The distributor and timer, together with the ignition coil, spark plugs, and wiring, constitute the ignition system.

The proper ignition of an internal combustion engine consists of igniting the mixture in each cylinder at such a time that it will be completely burned at the time the piston reaches dead center on the compression stroke. A definite period of time is required from the time the spark occurs at the spark plug until the mixture is completely expanded. It is therefore apparent, that, as the speed of the engine increases, the time the spark occurs must be advanced with respect to the crank shaft, and it is for this reason that the Delco ignition systems are fitted with an automatic spark control.

The quality of the mixture and the amount of compression are also factors in the time required for the burning to be complete. Thus a rich mixture burns quicker than a lean one. For this reason the engine will stand more advance with a half open throttle than with a wide open throttle, and in order to secure the proper timing of the ignition due to these variations and to retard the spark for starting, idling and carburetor adjusting, the Delco distributor also has a manual control.

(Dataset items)
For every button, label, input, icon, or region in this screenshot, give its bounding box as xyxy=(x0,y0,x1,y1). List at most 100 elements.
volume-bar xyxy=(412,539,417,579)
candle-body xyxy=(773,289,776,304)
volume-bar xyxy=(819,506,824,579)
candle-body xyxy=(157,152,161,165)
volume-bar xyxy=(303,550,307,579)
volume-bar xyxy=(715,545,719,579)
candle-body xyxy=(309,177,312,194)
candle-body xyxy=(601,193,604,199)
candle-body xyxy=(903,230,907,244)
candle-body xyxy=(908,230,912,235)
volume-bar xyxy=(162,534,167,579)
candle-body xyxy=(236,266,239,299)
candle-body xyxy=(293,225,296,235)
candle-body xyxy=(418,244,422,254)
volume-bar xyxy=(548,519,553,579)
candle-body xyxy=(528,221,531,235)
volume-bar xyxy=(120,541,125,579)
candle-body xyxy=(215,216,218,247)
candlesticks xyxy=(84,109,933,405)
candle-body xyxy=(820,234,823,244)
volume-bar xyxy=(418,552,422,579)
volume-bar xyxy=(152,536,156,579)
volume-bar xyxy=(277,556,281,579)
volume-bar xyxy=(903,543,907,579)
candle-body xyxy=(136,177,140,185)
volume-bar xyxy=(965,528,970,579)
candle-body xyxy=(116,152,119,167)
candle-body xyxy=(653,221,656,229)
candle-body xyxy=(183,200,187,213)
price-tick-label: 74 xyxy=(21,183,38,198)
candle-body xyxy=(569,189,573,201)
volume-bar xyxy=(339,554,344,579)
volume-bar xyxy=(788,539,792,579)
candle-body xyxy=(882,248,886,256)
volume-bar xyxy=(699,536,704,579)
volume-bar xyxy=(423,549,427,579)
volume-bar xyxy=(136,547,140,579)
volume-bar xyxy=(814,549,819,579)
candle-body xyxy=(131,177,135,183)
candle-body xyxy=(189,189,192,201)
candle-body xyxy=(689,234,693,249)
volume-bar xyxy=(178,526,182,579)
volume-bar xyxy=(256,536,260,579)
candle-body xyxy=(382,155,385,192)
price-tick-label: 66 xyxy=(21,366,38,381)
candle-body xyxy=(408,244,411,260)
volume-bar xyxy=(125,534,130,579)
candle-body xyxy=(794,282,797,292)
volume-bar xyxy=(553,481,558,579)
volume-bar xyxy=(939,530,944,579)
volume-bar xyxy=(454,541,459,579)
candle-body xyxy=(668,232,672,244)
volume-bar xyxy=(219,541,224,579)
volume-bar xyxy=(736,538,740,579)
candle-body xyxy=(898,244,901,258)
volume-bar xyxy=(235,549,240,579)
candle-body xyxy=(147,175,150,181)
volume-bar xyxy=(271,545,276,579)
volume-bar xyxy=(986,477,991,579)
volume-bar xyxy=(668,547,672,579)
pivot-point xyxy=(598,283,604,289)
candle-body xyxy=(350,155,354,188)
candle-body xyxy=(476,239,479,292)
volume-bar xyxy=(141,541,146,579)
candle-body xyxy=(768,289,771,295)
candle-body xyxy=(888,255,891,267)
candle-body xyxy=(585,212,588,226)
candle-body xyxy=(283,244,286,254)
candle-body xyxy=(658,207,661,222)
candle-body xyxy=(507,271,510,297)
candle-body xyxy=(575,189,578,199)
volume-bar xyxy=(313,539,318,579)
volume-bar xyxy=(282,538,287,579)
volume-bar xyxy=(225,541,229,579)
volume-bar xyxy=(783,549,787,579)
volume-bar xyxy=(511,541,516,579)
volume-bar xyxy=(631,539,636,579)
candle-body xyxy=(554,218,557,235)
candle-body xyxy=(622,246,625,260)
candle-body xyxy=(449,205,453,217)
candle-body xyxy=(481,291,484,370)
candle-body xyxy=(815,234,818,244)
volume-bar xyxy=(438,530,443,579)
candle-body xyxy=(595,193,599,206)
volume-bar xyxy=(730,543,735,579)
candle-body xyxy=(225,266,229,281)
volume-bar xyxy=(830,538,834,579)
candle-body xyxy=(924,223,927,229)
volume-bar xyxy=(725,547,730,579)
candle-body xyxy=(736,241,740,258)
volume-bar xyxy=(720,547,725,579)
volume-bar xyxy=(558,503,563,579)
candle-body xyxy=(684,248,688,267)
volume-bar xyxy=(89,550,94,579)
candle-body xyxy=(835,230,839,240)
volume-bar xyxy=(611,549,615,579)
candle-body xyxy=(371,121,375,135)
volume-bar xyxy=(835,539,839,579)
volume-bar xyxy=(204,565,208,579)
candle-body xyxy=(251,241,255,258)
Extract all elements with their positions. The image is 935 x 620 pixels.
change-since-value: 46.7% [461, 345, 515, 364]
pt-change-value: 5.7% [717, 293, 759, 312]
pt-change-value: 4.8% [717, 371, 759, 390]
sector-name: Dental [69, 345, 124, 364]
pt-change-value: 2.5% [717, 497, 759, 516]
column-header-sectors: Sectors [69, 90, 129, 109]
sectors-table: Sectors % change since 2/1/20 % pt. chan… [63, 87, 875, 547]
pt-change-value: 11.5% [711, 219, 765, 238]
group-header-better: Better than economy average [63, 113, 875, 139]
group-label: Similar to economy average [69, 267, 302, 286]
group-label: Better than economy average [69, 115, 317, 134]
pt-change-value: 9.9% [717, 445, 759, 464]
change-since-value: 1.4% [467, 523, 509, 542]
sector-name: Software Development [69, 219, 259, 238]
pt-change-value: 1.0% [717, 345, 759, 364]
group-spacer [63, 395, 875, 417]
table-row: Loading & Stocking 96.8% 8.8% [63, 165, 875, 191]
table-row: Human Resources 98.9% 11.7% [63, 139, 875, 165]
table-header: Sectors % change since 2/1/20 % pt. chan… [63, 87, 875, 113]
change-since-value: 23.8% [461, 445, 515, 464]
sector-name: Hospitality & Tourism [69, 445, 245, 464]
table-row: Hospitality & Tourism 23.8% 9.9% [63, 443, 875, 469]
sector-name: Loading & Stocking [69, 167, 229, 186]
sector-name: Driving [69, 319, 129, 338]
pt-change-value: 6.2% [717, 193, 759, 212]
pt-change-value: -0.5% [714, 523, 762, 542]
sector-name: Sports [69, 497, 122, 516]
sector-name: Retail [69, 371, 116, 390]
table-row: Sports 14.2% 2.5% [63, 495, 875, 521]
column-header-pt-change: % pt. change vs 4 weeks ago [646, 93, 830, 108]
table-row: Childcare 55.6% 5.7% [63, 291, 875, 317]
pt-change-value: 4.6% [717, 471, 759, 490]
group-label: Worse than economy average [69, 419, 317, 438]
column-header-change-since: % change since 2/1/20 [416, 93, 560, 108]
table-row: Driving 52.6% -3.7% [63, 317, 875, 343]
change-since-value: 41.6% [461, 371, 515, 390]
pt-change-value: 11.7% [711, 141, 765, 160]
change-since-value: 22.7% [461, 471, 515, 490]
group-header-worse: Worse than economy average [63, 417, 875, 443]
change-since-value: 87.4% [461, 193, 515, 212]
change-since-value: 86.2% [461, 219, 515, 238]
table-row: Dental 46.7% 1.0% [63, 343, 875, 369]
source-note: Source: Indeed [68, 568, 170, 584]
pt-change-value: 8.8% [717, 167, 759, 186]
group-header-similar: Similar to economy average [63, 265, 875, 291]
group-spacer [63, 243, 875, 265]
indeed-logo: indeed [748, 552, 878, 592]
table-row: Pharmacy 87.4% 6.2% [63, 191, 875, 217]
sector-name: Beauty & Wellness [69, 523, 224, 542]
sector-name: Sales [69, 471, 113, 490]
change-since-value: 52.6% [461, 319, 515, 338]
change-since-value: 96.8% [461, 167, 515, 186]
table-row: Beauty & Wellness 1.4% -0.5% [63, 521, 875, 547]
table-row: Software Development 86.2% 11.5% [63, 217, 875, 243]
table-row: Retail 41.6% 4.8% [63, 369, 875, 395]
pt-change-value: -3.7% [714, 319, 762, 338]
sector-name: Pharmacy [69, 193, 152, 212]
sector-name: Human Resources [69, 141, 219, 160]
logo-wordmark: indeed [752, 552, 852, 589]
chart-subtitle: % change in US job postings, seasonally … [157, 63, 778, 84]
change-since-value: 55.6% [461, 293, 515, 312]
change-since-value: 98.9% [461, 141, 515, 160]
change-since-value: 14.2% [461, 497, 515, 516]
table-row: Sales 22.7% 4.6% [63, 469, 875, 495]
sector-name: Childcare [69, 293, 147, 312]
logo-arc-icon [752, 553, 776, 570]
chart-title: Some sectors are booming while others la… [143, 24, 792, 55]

*EXERCISE 1:*
Rewrite the paragraph of the ignition passage that begins "The quality of the mixture" as a short bulleted list that keeps its main facts.
*EXERCISE 2:*
According to the ignition passage, what are Delco ignition systems fitted with because the spark must be advanced as engine speed increases?
*EXERCISE 3:*
Continue the passage on the Delco ignition system after its last sentence.

*ANSWER 1:*
- Mixture quality and the amount of compression also affect how long complete burning takes.
- A rich mixture burns faster than a lean one.
- So the engine tolerates more spark advance at half-open throttle than at wide-open throttle.
- To time the ignition for these variations, and to retard the spark for starting, idling and carburetor adjusting, the Delco distributor also has a manual control.

*ANSWER 2:*
An automatic spark control.

*ANSWER 3:*
The automatic feature of this distributor is shown in Figs. 99 and 100. With the spark lever set at the running position on the steering wheel (which is nearly all the way down on the quadrant), the automatic feature gives the proper spark for all speeds excepting a wide open throttle at low speeds, at which time the spark lever should be slightly retarded. When the ignition is too far advanced it causes loss of power and a knocking sound within the engine. With too late a spark there is a loss of power which is usually not noticed except by an experienced driver or one very familiar with the car and heating of the engine and excessive consumption of fuel is the result.

The timer contacts shown at D and C (Fig. 100) are two of the most important points of an automobile. Very little attention will keep these in perfect condition. These are tungsten metal, which is extremely hard and requires a very high temperature to melt. Under normal conditions they wear or burn very slightly and will very seldom require attention; but in the event of abnormal voltage, such as would be obtained by running with the battery removed, or with the ignition resistance unit shorted out, or with a defective condenser, these contacts burn very rapidly and in a short time will cause serious ignition trouble. The car should never be operated with the battery removed.

It is a very easy matter to check the resistance unit by observing its heating when the ignition button is out and the contacts in the distributor are closed. If it is shorted out it will not heat up, and will cause missing at low speeds.

A defective condenser such as will cause contact trouble will cause serious missing of the ignition. Therefore, any of these troubles are comparatively easy to locate and should be immediately remedied.

These contacts should be so adjusted that when the fiber block B is on top of one of the lobes of the cam, the contacts are opened the thickness of the gauge on the distributor wrench. Adjust contacts by turning contact screw C, and lock nut N. The contacts should be dressed with fine emery cloth so that they meet squarely across the entire face.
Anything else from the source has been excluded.